* Begin Supplied records *

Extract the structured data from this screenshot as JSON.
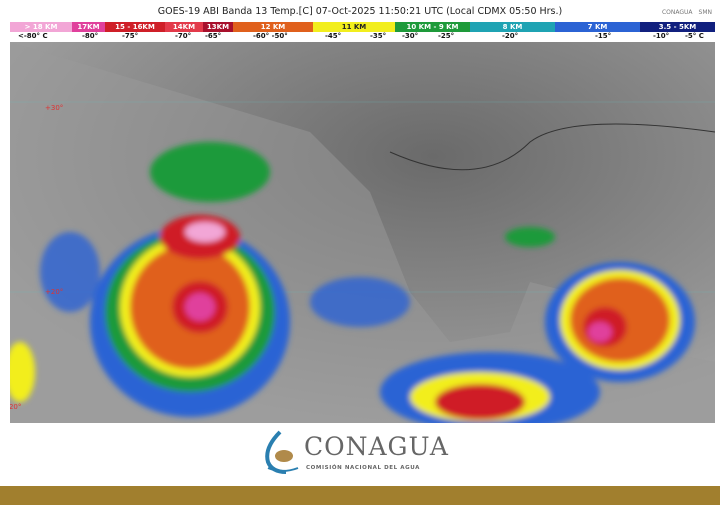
{
  "header": {
    "title": "GOES-19 ABI Banda 13 Temp.[C] 07-Oct-2025 11:50:21 UTC (Local CDMX  05:50 Hrs.)",
    "logos": [
      "CONAGUA",
      "SMN"
    ]
  },
  "scale": [
    {
      "label": "> 18 KM",
      "color": "#f2a6d6"
    },
    {
      "label": "17KM",
      "color": "#e0409c"
    },
    {
      "label": "15 - 16KM",
      "color": "#cf1f28"
    },
    {
      "label": "14KM",
      "color": "#e33a4a"
    },
    {
      "label": "13KM",
      "color": "#a8102c"
    },
    {
      "label": "12 KM",
      "color": "#e0601c"
    },
    {
      "label": "11 KM",
      "color": "#f2ee1e"
    },
    {
      "label": "10 KM - 9 KM",
      "color": "#1e9a3a"
    },
    {
      "label": "8 KM",
      "color": "#1fa3b3"
    },
    {
      "label": "7 KM",
      "color": "#2b63d4"
    },
    {
      "label": "3.5 - 5KM",
      "color": "#11207e"
    }
  ],
  "temps": [
    "<-80° C",
    "-80°",
    "-75°",
    "-70°",
    "-65°",
    "-60°  -50°",
    "-45°",
    "-35°",
    "-30°",
    "-25°",
    "-20°",
    "-15°",
    "-10°",
    "-5°  C"
  ],
  "map": {
    "lat_labels": [
      "+30°",
      "+20°"
    ],
    "lon_labels": [
      "-120°"
    ]
  },
  "logo": {
    "name": "CONAGUA",
    "subtitle": "COMISIÓN NACIONAL DEL AGUA"
  },
  "footer_color": "#a17f2e"
}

* End Supplied records *

**Exercise requirements**
All the records above need to be given again word for word. Skip the pictures.

**Written solution**
Extract the structured data from this screenshot as JSON.
{
  "header": {
    "title": "GOES-19 ABI Banda 13 Temp.[C] 07-Oct-2025 11:50:21 UTC (Local CDMX  05:50 Hrs.)",
    "logos": [
      "CONAGUA",
      "SMN"
    ]
  },
  "scale": [
    {
      "label": "> 18 KM",
      "color": "#f2a6d6"
    },
    {
      "label": "17KM",
      "color": "#e0409c"
    },
    {
      "label": "15 - 16KM",
      "color": "#cf1f28"
    },
    {
      "label": "14KM",
      "color": "#e33a4a"
    },
    {
      "label": "13KM",
      "color": "#a8102c"
    },
    {
      "label": "12 KM",
      "color": "#e0601c"
    },
    {
      "label": "11 KM",
      "color": "#f2ee1e"
    },
    {
      "label": "10 KM - 9 KM",
      "color": "#1e9a3a"
    },
    {
      "label": "8 KM",
      "color": "#1fa3b3"
    },
    {
      "label": "7 KM",
      "color": "#2b63d4"
    },
    {
      "label": "3.5 - 5KM",
      "color": "#11207e"
    }
  ],
  "temps": [
    "<-80° C",
    "-80°",
    "-75°",
    "-70°",
    "-65°",
    "-60°  -50°",
    "-45°",
    "-35°",
    "-30°",
    "-25°",
    "-20°",
    "-15°",
    "-10°",
    "-5°  C"
  ],
  "map": {
    "lat_labels": [
      "+30°",
      "+20°"
    ],
    "lon_labels": [
      "-120°"
    ]
  },
  "logo": {
    "name": "CONAGUA",
    "subtitle": "COMISIÓN NACIONAL DEL AGUA"
  },
  "footer_color": "#a17f2e"
}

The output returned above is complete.